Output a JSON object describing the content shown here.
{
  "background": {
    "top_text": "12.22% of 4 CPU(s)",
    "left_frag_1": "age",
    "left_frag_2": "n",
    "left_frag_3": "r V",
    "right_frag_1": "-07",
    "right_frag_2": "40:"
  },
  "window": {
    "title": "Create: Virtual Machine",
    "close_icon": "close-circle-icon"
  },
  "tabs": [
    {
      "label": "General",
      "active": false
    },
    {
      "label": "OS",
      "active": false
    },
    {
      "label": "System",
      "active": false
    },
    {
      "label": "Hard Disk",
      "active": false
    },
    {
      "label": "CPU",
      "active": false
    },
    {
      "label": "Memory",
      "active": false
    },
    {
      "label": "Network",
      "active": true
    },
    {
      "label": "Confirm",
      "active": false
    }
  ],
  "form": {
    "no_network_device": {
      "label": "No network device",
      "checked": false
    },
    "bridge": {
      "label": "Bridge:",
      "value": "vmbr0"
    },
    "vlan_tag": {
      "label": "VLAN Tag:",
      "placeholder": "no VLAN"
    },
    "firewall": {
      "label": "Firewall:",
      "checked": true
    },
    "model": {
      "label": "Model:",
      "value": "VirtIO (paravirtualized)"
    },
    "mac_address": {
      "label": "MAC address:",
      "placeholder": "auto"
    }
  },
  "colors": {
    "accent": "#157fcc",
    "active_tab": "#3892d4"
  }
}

------------------------------------------------

• _DESCRIPTION OF THE TASK_: Reproduce every record, matching each line exactly.

• _SOLVED PROBLEM_:
Output a JSON object describing the content shown here.
{
  "background": {
    "top_text": "12.22% of 4 CPU(s)",
    "left_frag_1": "age",
    "left_frag_2": "n",
    "left_frag_3": "r V",
    "right_frag_1": "-07",
    "right_frag_2": "40:"
  },
  "window": {
    "title": "Create: Virtual Machine",
    "close_icon": "close-circle-icon"
  },
  "tabs": [
    {
      "label": "General",
      "active": false
    },
    {
      "label": "OS",
      "active": false
    },
    {
      "label": "System",
      "active": false
    },
    {
      "label": "Hard Disk",
      "active": false
    },
    {
      "label": "CPU",
      "active": false
    },
    {
      "label": "Memory",
      "active": false
    },
    {
      "label": "Network",
      "active": true
    },
    {
      "label": "Confirm",
      "active": false
    }
  ],
  "form": {
    "no_network_device": {
      "label": "No network device",
      "checked": false
    },
    "bridge": {
      "label": "Bridge:",
      "value": "vmbr0"
    },
    "vlan_tag": {
      "label": "VLAN Tag:",
      "placeholder": "no VLAN"
    },
    "firewall": {
      "label": "Firewall:",
      "checked": true
    },
    "model": {
      "label": "Model:",
      "value": "VirtIO (paravirtualized)"
    },
    "mac_address": {
      "label": "MAC address:",
      "placeholder": "auto"
    }
  },
  "colors": {
    "accent": "#157fcc",
    "active_tab": "#3892d4"
  }
}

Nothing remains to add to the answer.